*WHAT THE TASK REQUIRES:* Your task is to copy every line of the entries that contains "Configuration".

___ DATA FOR PROCESSING ___

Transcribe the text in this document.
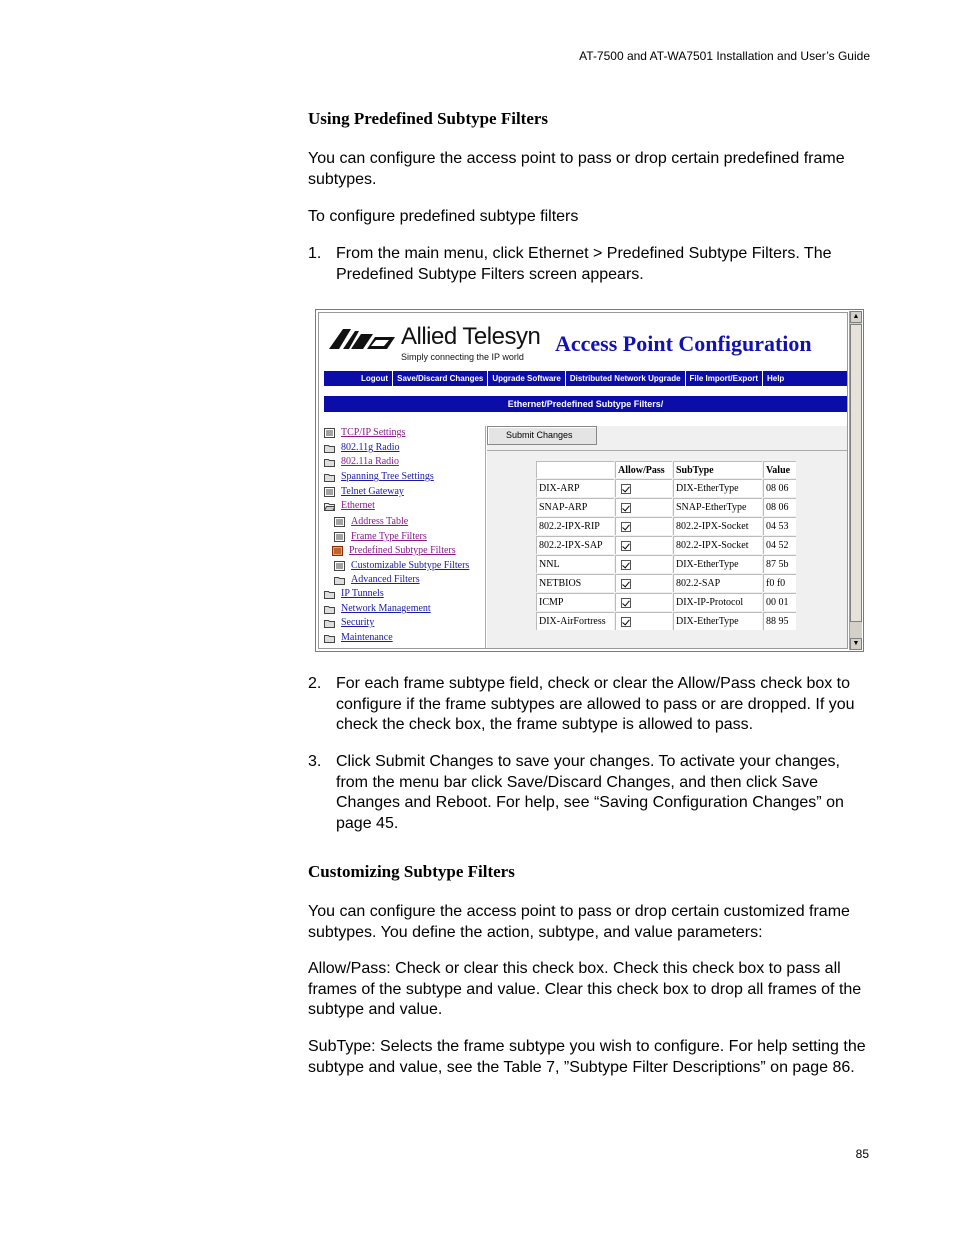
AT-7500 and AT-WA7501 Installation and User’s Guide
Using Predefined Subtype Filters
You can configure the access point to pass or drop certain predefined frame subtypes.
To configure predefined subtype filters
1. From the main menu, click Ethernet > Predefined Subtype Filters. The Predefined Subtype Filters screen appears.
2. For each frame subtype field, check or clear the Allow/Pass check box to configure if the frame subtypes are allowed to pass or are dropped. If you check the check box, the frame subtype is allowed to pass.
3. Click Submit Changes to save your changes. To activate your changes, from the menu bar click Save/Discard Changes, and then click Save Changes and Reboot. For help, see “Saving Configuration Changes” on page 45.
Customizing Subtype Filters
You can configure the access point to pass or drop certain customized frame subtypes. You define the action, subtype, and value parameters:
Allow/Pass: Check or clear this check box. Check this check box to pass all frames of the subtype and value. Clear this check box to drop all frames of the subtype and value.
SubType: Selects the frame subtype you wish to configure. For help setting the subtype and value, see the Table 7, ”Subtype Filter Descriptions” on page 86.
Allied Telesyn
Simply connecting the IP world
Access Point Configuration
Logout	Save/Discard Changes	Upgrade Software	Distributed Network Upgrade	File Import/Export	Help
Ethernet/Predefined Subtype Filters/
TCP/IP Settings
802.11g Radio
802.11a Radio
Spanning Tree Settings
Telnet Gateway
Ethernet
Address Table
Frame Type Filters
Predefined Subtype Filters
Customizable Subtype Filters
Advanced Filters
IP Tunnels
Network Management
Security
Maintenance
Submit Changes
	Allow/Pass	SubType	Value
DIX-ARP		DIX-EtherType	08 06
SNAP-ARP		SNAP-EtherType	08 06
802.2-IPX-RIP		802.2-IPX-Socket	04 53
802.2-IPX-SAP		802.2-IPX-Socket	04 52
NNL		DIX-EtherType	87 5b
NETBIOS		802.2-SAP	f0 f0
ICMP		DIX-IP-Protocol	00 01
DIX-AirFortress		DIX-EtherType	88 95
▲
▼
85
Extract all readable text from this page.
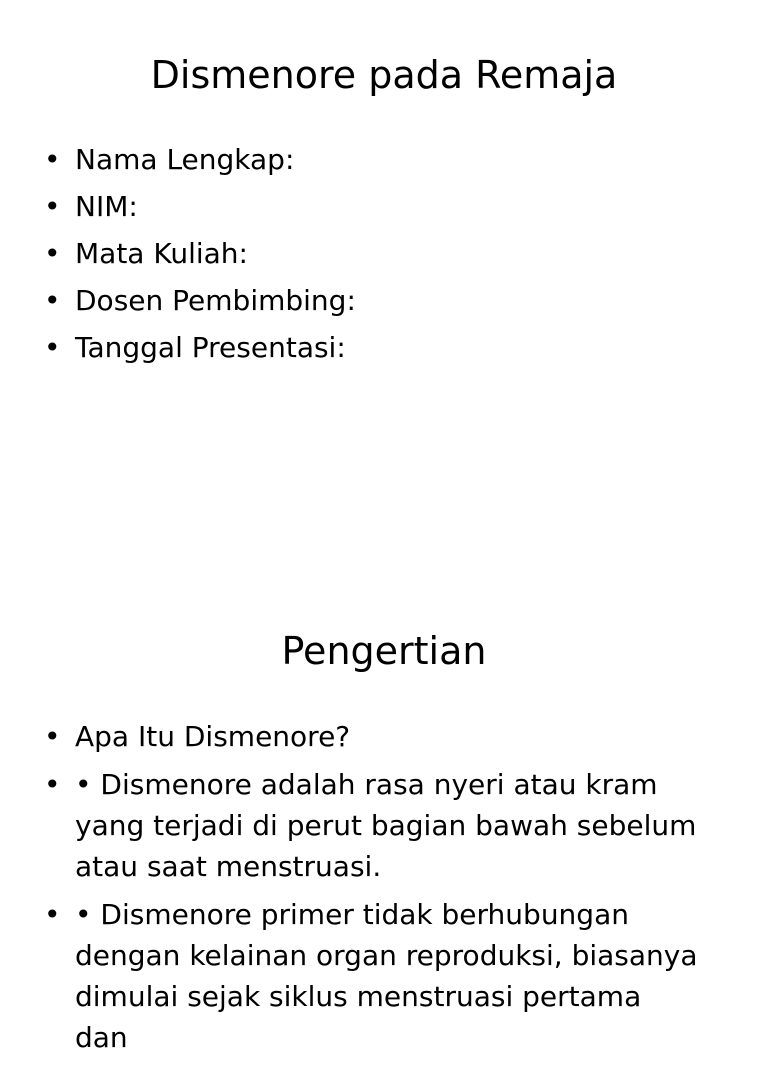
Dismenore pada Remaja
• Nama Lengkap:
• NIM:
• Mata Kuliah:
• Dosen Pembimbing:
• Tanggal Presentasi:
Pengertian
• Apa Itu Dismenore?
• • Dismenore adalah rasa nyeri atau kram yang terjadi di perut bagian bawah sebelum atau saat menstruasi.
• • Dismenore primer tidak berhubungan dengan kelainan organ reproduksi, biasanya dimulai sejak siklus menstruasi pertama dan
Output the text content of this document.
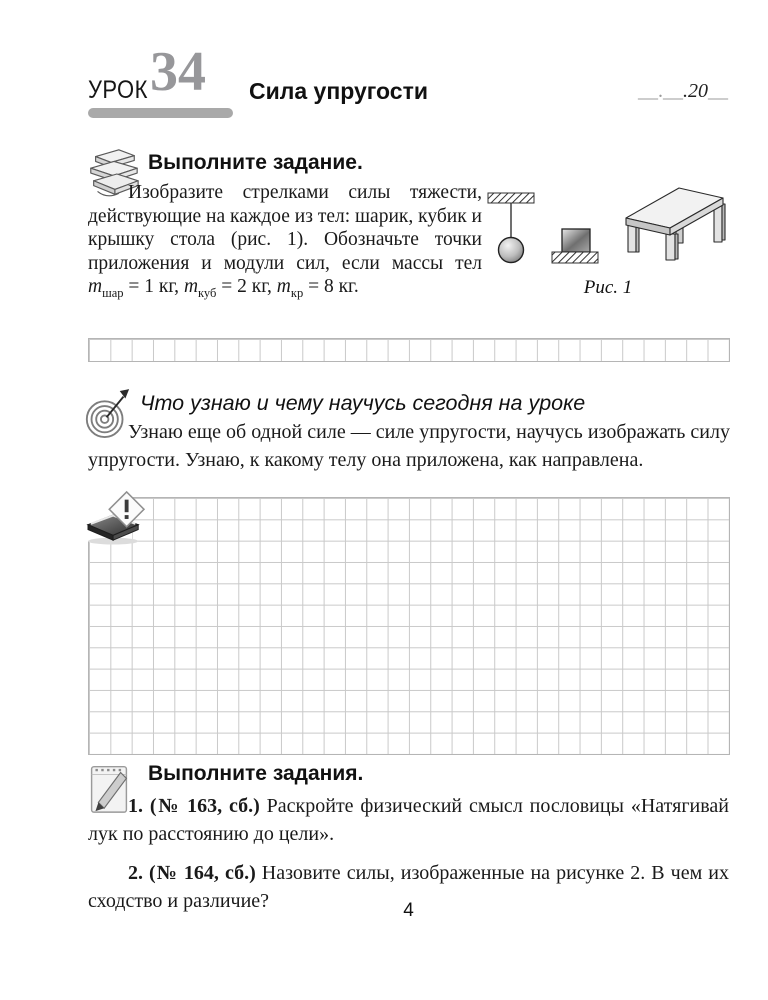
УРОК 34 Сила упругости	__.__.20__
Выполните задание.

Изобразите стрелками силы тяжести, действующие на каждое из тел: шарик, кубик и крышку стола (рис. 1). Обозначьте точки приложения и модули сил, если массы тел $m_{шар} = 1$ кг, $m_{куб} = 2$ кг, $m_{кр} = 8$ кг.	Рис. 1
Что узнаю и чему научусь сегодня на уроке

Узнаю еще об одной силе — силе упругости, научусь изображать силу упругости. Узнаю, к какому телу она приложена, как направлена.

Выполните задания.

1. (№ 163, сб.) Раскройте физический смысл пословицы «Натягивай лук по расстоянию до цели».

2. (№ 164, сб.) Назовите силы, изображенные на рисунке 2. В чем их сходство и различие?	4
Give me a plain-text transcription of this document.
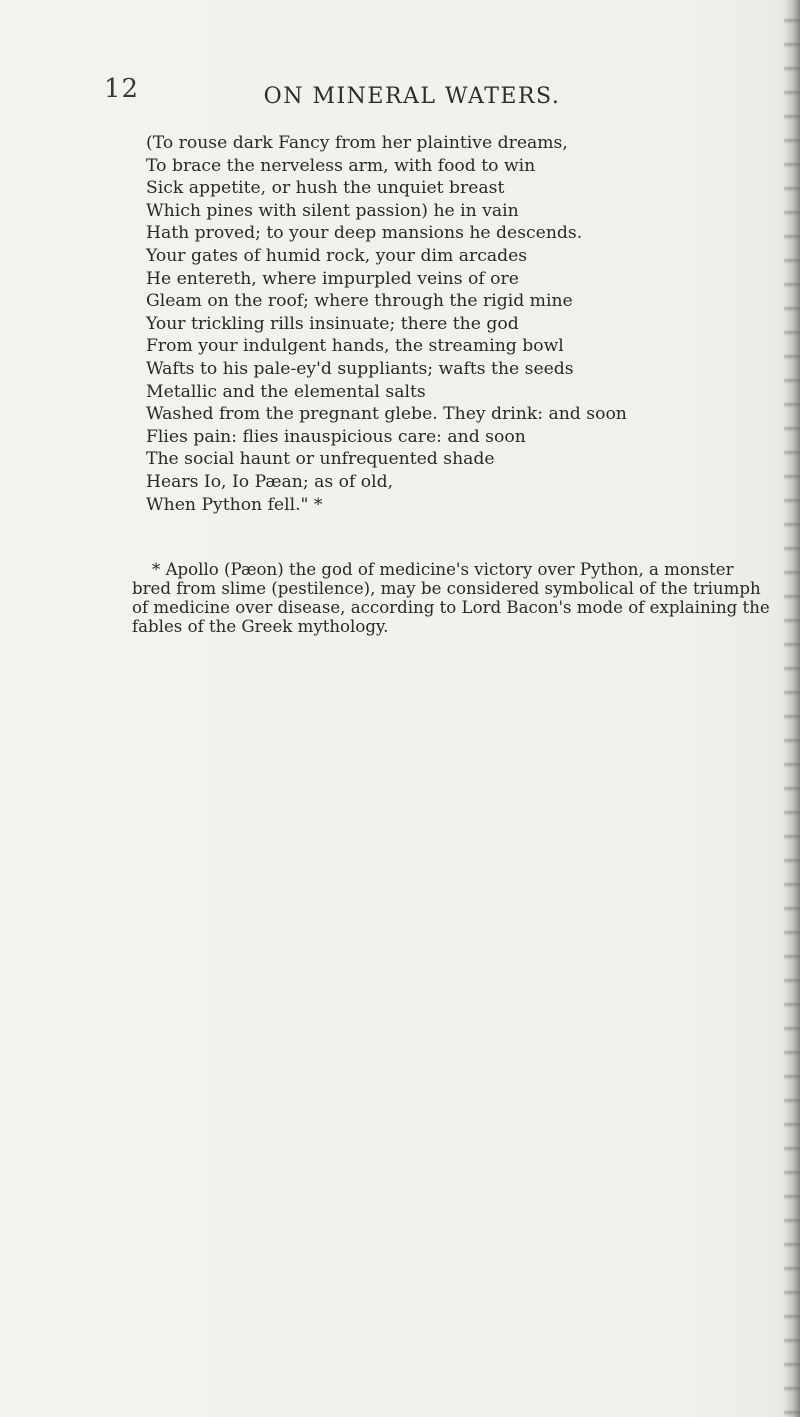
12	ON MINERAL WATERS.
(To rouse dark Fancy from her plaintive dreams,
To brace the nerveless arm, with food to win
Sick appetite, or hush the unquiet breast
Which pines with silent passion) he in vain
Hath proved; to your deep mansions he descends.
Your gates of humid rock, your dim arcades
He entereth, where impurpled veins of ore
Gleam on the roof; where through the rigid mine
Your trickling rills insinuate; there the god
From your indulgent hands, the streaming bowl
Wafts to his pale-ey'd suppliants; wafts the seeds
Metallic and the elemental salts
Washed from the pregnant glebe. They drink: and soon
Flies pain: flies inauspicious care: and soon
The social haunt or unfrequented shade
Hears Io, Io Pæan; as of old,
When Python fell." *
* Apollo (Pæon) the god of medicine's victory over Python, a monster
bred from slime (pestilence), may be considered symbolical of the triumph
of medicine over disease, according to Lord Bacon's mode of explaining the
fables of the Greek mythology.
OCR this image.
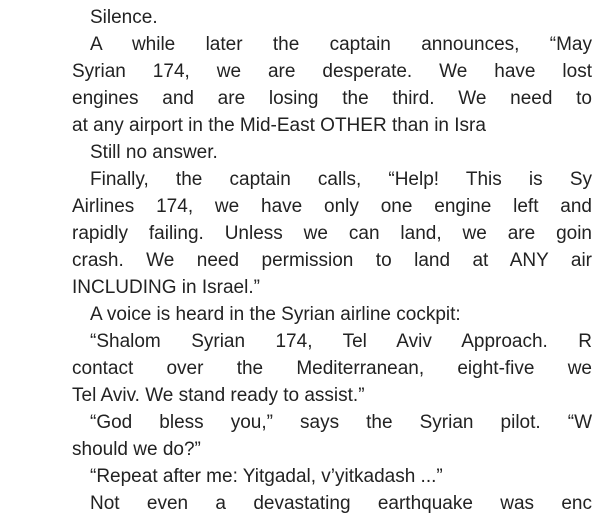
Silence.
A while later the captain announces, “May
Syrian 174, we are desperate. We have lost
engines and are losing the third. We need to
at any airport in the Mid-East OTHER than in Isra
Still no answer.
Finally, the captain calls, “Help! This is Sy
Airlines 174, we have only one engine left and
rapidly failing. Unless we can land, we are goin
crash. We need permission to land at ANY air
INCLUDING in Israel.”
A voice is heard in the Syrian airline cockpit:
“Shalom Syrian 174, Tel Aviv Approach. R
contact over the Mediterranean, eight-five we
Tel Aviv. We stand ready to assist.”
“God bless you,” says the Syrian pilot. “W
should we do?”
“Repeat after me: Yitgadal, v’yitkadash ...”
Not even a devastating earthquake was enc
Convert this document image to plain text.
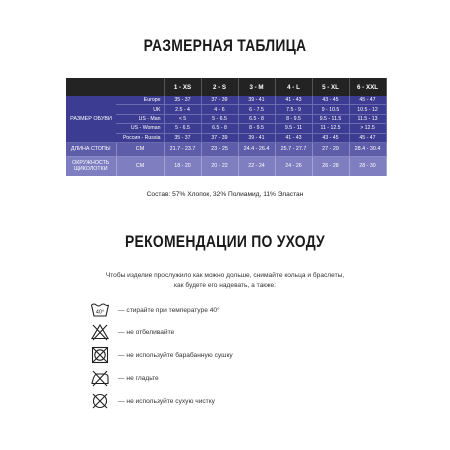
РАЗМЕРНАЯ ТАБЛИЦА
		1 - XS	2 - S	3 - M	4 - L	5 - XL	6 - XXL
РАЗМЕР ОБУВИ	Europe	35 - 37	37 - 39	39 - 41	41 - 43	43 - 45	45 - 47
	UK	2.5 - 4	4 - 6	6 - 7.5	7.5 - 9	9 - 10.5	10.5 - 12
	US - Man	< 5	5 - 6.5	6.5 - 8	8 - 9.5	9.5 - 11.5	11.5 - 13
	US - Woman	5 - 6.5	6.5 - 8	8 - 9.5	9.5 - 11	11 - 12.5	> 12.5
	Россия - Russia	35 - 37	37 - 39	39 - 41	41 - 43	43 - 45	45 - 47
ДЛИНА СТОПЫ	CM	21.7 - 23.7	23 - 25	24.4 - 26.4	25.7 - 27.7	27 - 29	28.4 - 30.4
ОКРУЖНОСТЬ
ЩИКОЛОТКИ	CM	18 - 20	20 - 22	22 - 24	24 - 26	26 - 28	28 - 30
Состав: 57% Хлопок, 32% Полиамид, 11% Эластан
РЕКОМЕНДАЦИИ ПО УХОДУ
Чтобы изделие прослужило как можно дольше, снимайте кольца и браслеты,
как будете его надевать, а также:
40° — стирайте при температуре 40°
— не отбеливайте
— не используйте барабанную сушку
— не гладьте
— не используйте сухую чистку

___

*WORKED SOLUTION:*
3. Click Submit Changes to save your changes. To activate your changes, from the menu bar click Save/Discard Changes, and then click Save Changes and Reboot. For help, see “Saving Configuration Changes” on page 45.
Access Point Configuration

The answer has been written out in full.